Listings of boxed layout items

==========

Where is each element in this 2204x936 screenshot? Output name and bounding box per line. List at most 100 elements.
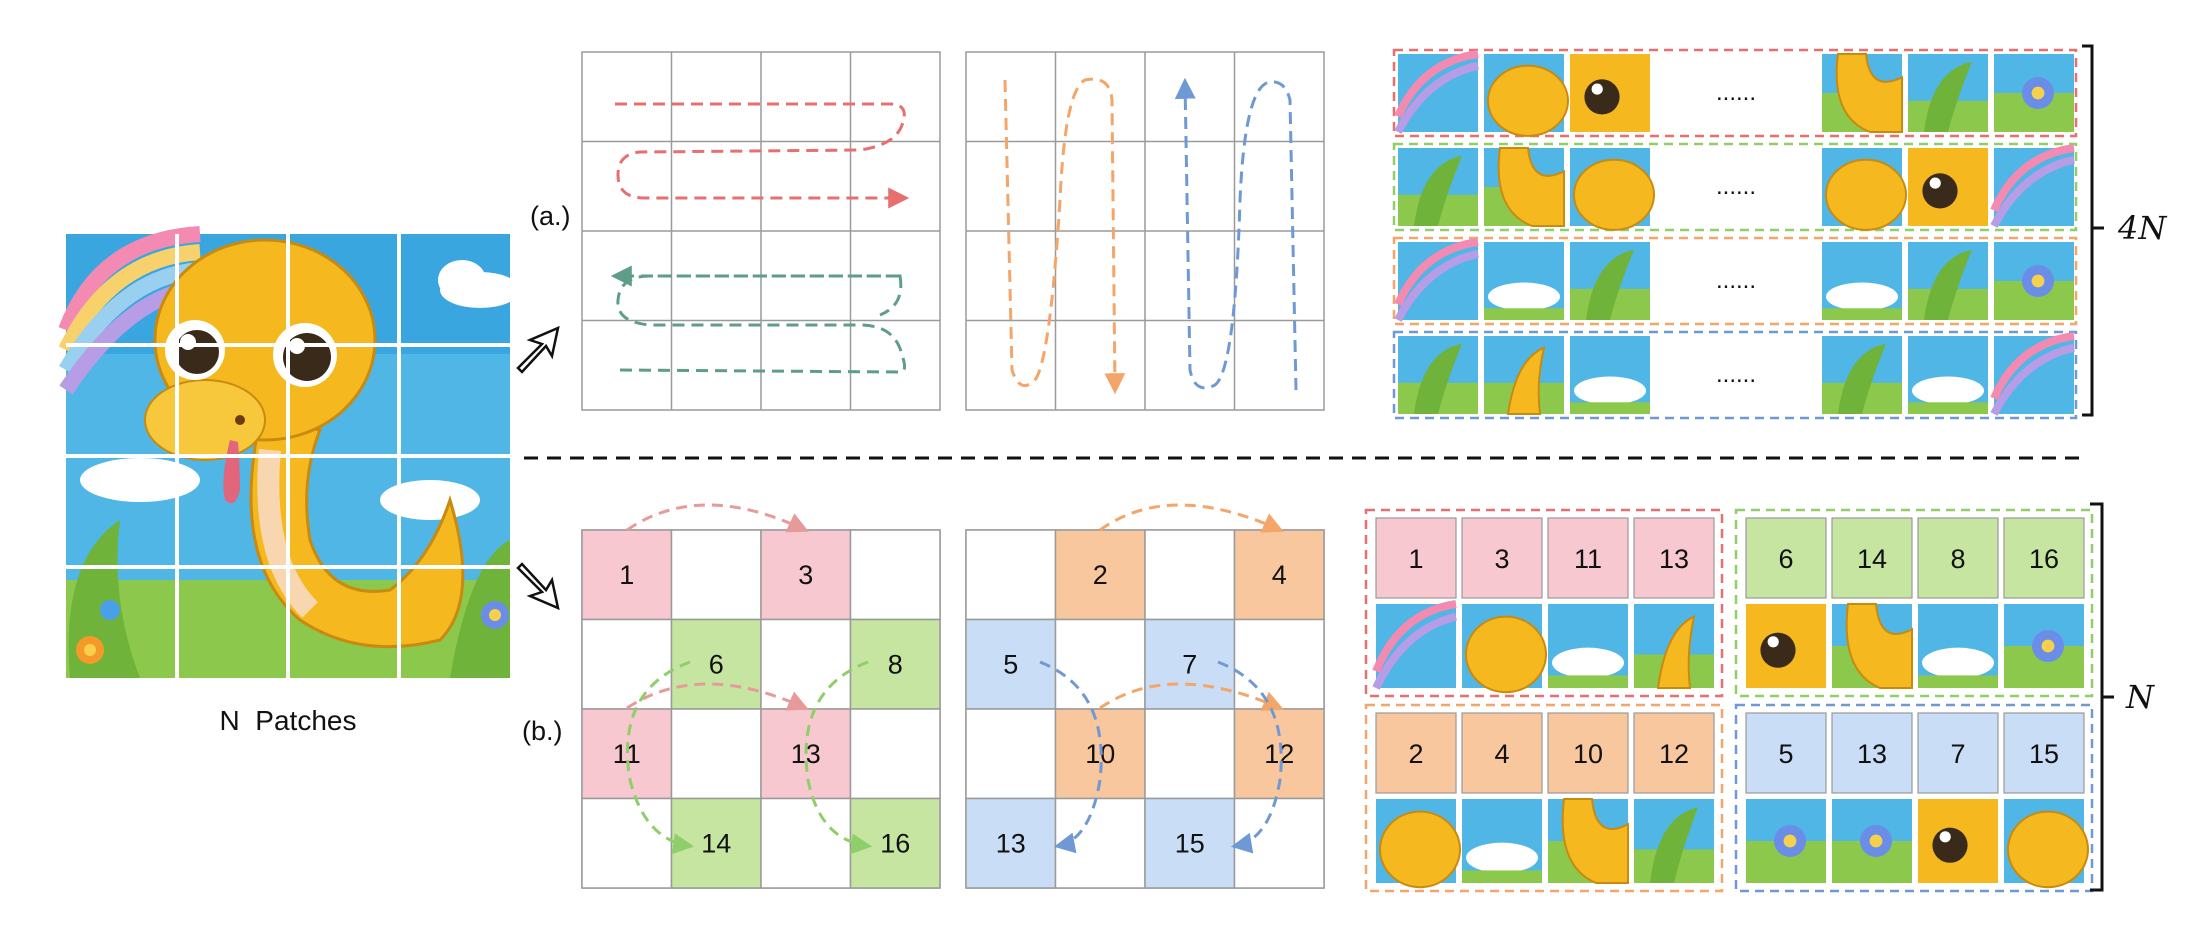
grid-cell-number: 5 — [1003, 649, 1018, 679]
grid-cell: 5 — [965, 618, 1057, 710]
grid-cell — [581, 797, 673, 889]
grid-cell: 14 — [670, 797, 762, 889]
patch-thumbnail — [1634, 799, 1714, 883]
patch-thumbnail — [1570, 242, 1650, 320]
grid-cell: 2 — [1054, 529, 1146, 621]
grid-cell-number: 13 — [996, 828, 1026, 858]
grid-cell-number: 6 — [709, 649, 724, 679]
grid-cell-number: 1 — [619, 560, 634, 590]
sequence-row-red: ...... — [1392, 48, 2078, 138]
grid-cell — [1144, 708, 1236, 800]
group-number-cell — [1461, 712, 1543, 794]
patch-grid-lines — [66, 234, 510, 678]
grid-cell-number: 16 — [880, 828, 910, 858]
patch-thumbnail — [1462, 799, 1542, 883]
scan-path-blue — [1174, 77, 1298, 391]
sequence-ellipsis: ...... — [1716, 79, 1756, 106]
bracket-n — [2090, 502, 2114, 892]
bracket-n-label: N — [2125, 678, 2155, 716]
label-a: (a.) — [530, 201, 571, 231]
grid-cell — [1054, 797, 1146, 889]
grid-cell: 16 — [849, 797, 941, 889]
patch-thumbnail — [2004, 604, 2084, 688]
bracket-4n-label: 4N — [2117, 209, 2167, 247]
patch-thumbnail — [1822, 242, 1902, 320]
patch-thumbnail — [1822, 148, 1907, 231]
patch-thumbnail — [1394, 238, 1479, 322]
grid-cell — [965, 529, 1057, 621]
grid-cell — [965, 708, 1057, 800]
group-number: 12 — [1659, 739, 1689, 769]
patch-thumbnail — [1372, 600, 1458, 690]
patch-thumbnail — [1548, 604, 1628, 688]
scan-path-green — [616, 274, 907, 374]
patch-thumbnail — [1908, 336, 1988, 414]
grid-cell — [849, 708, 941, 800]
patch-thumbnail — [1548, 798, 1629, 884]
group-number: 11 — [1574, 544, 1602, 574]
grid-cell-number: 14 — [701, 828, 731, 858]
patch-thumbnail — [1484, 147, 1565, 227]
source-image — [58, 226, 520, 678]
group-number-cell — [1461, 517, 1543, 599]
grid-cell — [670, 529, 762, 621]
patch-thumbnail — [1484, 54, 1569, 137]
patch-thumbnail — [1394, 50, 1479, 134]
scan-path-orange — [1003, 77, 1126, 395]
group-border — [1734, 508, 2094, 698]
group-number-cell — [2003, 517, 2085, 599]
grid-cell-number: 8 — [888, 649, 903, 679]
patch-thumbnail — [1822, 53, 1903, 133]
patch-thumbnail — [1908, 54, 1988, 132]
grid-cell — [1233, 797, 1325, 889]
group-number-cell — [1547, 712, 1629, 794]
patch-thumbnail — [1822, 336, 1902, 414]
grid-cell — [760, 797, 852, 889]
group-border — [1364, 703, 1724, 893]
group-sequence-pink: 1 3 11 13 — [1364, 508, 1724, 698]
grid-cell: 13 — [965, 797, 1057, 889]
group-number-cell — [1633, 712, 1715, 794]
sequence-ellipsis: ...... — [1716, 361, 1756, 388]
group-number-cell — [1831, 712, 1913, 794]
group-number-cell — [1547, 517, 1629, 599]
grid-cell — [1144, 529, 1236, 621]
scan-path-red — [615, 102, 910, 209]
grid-cell: 4 — [1233, 529, 1325, 621]
sequence-stack-4n: ........................ — [1392, 48, 2078, 420]
patch-thumbnail — [1398, 148, 1478, 226]
group-number: 5 — [1778, 739, 1793, 769]
group-number: 15 — [2029, 739, 2059, 769]
patch-thumbnail — [1746, 799, 1826, 883]
sequence-border — [1392, 142, 2078, 232]
patch-thumbnail — [1918, 799, 1998, 883]
scan-grid-vertical — [965, 51, 1325, 411]
flower-icon — [76, 600, 509, 664]
grid-cell: 7 — [1144, 618, 1236, 710]
sequence-border — [1392, 236, 2078, 326]
source-caption: N Patches — [220, 705, 357, 736]
patch-thumbnail — [1746, 604, 1826, 688]
grid-cell-number: 2 — [1093, 560, 1108, 590]
scan-path-green-head — [879, 275, 903, 317]
group-number: 16 — [2029, 544, 2059, 574]
grid-cell: 1 — [581, 529, 673, 621]
grid-cell: 15 — [1144, 797, 1236, 889]
patch-thumbnail — [1994, 242, 2074, 320]
patch-thumbnail — [1990, 332, 2075, 416]
sequence-ellipsis: ...... — [1716, 173, 1756, 200]
grid-cell-number: 15 — [1175, 828, 1205, 858]
group-number: 14 — [1857, 544, 1887, 574]
group-arrows-grid2 — [1039, 503, 1284, 854]
grid-cell — [581, 618, 673, 710]
sequence-border — [1392, 330, 2078, 420]
patch-thumbnail — [1484, 336, 1564, 415]
patch-thumbnail — [1570, 54, 1650, 132]
patch-thumbnail — [1398, 336, 1478, 414]
patch-thumbnail — [1832, 603, 1913, 689]
group-number-cell — [1745, 712, 1827, 794]
grid-cell — [670, 708, 762, 800]
scan-grid-horizontal — [581, 51, 941, 411]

==========

Copy out the item lines above, starting at the line containing "grid-cell-number: 5 — [1003, 649, 1018, 679]" and ending at the line containing "grid-cell — [1054, 797, 1146, 889]", including both.

grid-cell-number: 5 — [1003, 649, 1018, 679]
grid-cell: 5 — [965, 618, 1057, 710]
grid-cell — [581, 797, 673, 889]
grid-cell: 14 — [670, 797, 762, 889]
patch-thumbnail — [1634, 799, 1714, 883]
patch-thumbnail — [1570, 242, 1650, 320]
grid-cell: 2 — [1054, 529, 1146, 621]
grid-cell-number: 13 — [996, 828, 1026, 858]
grid-cell-number: 6 — [709, 649, 724, 679]
grid-cell-number: 1 — [619, 560, 634, 590]
sequence-row-red: ...... — [1392, 48, 2078, 138]
grid-cell — [1144, 708, 1236, 800]
group-number-cell — [1461, 712, 1543, 794]
patch-grid-lines — [66, 234, 510, 678]
grid-cell-number: 16 — [880, 828, 910, 858]
patch-thumbnail — [1462, 799, 1542, 883]
scan-path-blue — [1174, 77, 1298, 391]
sequence-ellipsis: ...... — [1716, 79, 1756, 106]
bracket-n — [2090, 502, 2114, 892]
bracket-n-label: N — [2125, 678, 2155, 716]
label-a: (a.) — [530, 201, 571, 231]
grid-cell — [1054, 797, 1146, 889]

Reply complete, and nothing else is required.